Transcribe all of the material exactly, except for its pictures.

## [RECORDS FOR THE EXERCISE]
▶
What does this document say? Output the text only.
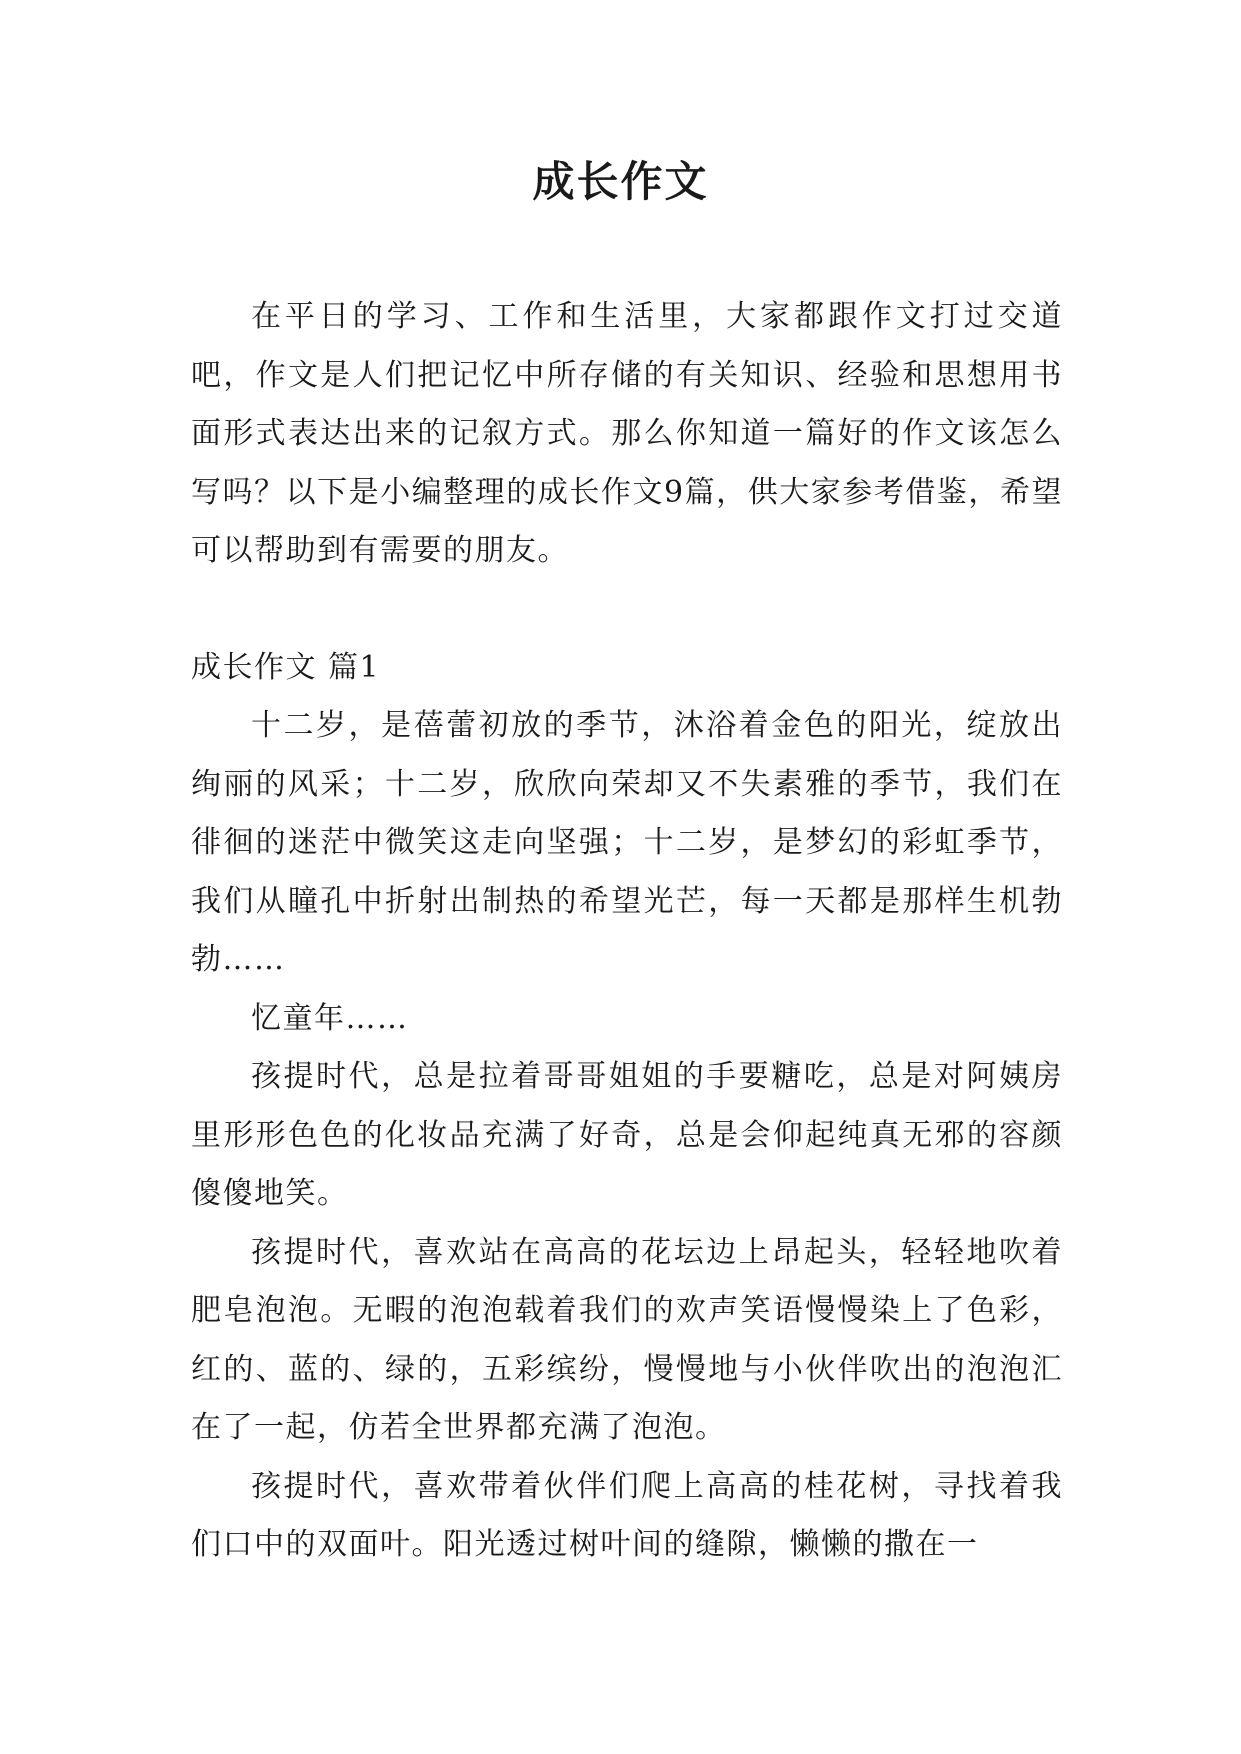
成长作文

在平日的学习、工作和生活里，大家都跟作文打过交道吧，作文是人们把记忆中所存储的有关知识、经验和思想用书面形式表达出来的记叙方式。那么你知道一篇好的作文该怎么写吗？以下是小编整理的成长作文9篇，供大家参考借鉴，希望可以帮助到有需要的朋友。

成长作文 篇1

十二岁，是蓓蕾初放的季节，沐浴着金色的阳光，绽放出绚丽的风采；十二岁，欣欣向荣却又不失素雅的季节，我们在徘徊的迷茫中微笑这走向坚强；十二岁，是梦幻的彩虹季节，我们从瞳孔中折射出制热的希望光芒，每一天都是那样生机勃勃……

忆童年……

孩提时代，总是拉着哥哥姐姐的手要糖吃，总是对阿姨房里形形色色的化妆品充满了好奇，总是会仰起纯真无邪的容颜傻傻地笑。

孩提时代，喜欢站在高高的花坛边上昂起头，轻轻地吹着肥皂泡泡。无暇的泡泡载着我们的欢声笑语慢慢染上了色彩，红的、蓝的、绿的，五彩缤纷，慢慢地与小伙伴吹出的泡泡汇在了一起，仿若全世界都充满了泡泡。

孩提时代，喜欢带着伙伴们爬上高高的桂花树，寻找着我们口中的双面叶。阳光透过树叶间的缝隙，懒懒的撒在一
◀
## [SOLVED EXERCISE]
What does this document say? Output the text only.
成长作文

在平日的学习、工作和生活里，大家都跟作文打过交道吧，作文是人们把记忆中所存储的有关知识、经验和思想用书面形式表达出来的记叙方式。那么你知道一篇好的作文该怎么写吗？以下是小编整理的成长作文9篇，供大家参考借鉴，希望可以帮助到有需要的朋友。

成长作文 篇1

十二岁，是蓓蕾初放的季节，沐浴着金色的阳光，绽放出绚丽的风采；十二岁，欣欣向荣却又不失素雅的季节，我们在徘徊的迷茫中微笑这走向坚强；十二岁，是梦幻的彩虹季节，我们从瞳孔中折射出制热的希望光芒，每一天都是那样生机勃勃……

忆童年……

孩提时代，总是拉着哥哥姐姐的手要糖吃，总是对阿姨房里形形色色的化妆品充满了好奇，总是会仰起纯真无邪的容颜傻傻地笑。

孩提时代，喜欢站在高高的花坛边上昂起头，轻轻地吹着肥皂泡泡。无暇的泡泡载着我们的欢声笑语慢慢染上了色彩，红的、蓝的、绿的，五彩缤纷，慢慢地与小伙伴吹出的泡泡汇在了一起，仿若全世界都充满了泡泡。

孩提时代，喜欢带着伙伴们爬上高高的桂花树，寻找着我们口中的双面叶。阳光透过树叶间的缝隙，懒懒的撒在一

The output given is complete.